— Start —

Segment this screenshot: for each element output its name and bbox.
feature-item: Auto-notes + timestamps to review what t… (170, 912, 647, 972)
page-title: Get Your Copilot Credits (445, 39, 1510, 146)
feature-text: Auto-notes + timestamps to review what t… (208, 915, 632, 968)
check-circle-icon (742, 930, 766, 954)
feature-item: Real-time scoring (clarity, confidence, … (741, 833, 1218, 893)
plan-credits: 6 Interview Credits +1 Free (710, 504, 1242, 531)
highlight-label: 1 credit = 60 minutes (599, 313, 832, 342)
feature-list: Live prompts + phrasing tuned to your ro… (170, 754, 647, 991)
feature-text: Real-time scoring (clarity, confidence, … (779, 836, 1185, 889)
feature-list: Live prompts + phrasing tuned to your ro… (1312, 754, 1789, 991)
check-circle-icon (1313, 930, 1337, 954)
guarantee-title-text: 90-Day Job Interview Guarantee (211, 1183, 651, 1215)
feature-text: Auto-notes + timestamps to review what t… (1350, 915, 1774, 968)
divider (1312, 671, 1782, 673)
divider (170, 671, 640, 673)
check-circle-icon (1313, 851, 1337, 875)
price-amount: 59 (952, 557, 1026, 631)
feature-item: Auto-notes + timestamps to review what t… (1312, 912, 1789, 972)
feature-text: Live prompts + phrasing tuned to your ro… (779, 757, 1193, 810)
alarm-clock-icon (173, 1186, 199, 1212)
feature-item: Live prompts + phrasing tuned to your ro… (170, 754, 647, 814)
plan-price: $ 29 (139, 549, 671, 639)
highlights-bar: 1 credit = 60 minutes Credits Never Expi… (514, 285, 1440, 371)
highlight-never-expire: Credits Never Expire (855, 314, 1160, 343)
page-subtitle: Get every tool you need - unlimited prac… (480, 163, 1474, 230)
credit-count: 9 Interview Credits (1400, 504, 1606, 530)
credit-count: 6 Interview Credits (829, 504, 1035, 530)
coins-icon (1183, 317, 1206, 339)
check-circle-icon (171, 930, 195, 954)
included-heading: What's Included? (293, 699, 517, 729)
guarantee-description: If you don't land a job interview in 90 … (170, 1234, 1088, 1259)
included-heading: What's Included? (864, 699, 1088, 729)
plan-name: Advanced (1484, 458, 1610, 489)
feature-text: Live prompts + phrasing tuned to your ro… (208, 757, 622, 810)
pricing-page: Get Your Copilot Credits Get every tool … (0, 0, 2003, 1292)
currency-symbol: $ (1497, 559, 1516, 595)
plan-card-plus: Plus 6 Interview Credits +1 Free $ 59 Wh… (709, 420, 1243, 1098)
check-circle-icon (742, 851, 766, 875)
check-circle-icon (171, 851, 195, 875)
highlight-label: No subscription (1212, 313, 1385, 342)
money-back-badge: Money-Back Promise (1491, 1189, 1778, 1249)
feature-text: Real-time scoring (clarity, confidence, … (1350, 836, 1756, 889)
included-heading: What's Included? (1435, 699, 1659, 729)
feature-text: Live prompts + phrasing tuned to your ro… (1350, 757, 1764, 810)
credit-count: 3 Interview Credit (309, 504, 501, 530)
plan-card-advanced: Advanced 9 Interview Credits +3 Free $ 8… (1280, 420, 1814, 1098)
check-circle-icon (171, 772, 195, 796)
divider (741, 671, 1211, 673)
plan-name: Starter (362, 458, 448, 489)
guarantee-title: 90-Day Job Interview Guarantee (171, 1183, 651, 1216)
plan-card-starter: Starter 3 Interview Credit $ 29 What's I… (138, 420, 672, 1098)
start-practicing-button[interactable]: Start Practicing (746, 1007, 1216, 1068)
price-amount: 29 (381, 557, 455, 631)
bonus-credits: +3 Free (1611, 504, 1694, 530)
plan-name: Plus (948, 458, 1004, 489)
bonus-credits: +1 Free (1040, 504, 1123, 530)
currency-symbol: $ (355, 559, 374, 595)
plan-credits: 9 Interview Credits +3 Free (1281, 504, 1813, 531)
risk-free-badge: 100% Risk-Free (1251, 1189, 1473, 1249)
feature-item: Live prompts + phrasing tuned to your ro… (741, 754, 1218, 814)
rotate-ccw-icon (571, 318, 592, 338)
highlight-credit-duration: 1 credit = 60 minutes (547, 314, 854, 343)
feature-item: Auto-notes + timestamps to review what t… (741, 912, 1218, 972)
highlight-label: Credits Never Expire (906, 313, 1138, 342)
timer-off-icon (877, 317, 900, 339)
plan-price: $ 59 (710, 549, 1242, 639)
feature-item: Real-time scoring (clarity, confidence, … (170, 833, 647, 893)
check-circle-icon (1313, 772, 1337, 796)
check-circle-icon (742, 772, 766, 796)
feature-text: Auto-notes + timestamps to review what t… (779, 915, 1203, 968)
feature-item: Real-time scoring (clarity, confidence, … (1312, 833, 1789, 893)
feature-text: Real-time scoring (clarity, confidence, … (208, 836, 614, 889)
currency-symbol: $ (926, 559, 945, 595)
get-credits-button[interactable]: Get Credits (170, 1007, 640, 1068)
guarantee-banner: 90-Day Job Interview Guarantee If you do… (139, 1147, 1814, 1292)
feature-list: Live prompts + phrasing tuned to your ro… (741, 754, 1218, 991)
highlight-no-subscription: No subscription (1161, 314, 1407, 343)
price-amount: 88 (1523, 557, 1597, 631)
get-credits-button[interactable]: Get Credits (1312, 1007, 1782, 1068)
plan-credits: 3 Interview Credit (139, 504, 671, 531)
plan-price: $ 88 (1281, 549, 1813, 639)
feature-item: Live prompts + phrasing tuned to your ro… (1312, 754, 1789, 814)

— End —

Task brief: Copy out verbatim every line of the entries from the very first one through the line containing "check-circle-icon (742, 930, 766, 954)", with both of those lines included.

Solution for this problem:
Segment this screenshot: for each element output its name and bbox.
feature-item: Auto-notes + timestamps to review what t… (170, 912, 647, 972)
page-title: Get Your Copilot Credits (445, 39, 1510, 146)
feature-text: Auto-notes + timestamps to review what t… (208, 915, 632, 968)
check-circle-icon (742, 930, 766, 954)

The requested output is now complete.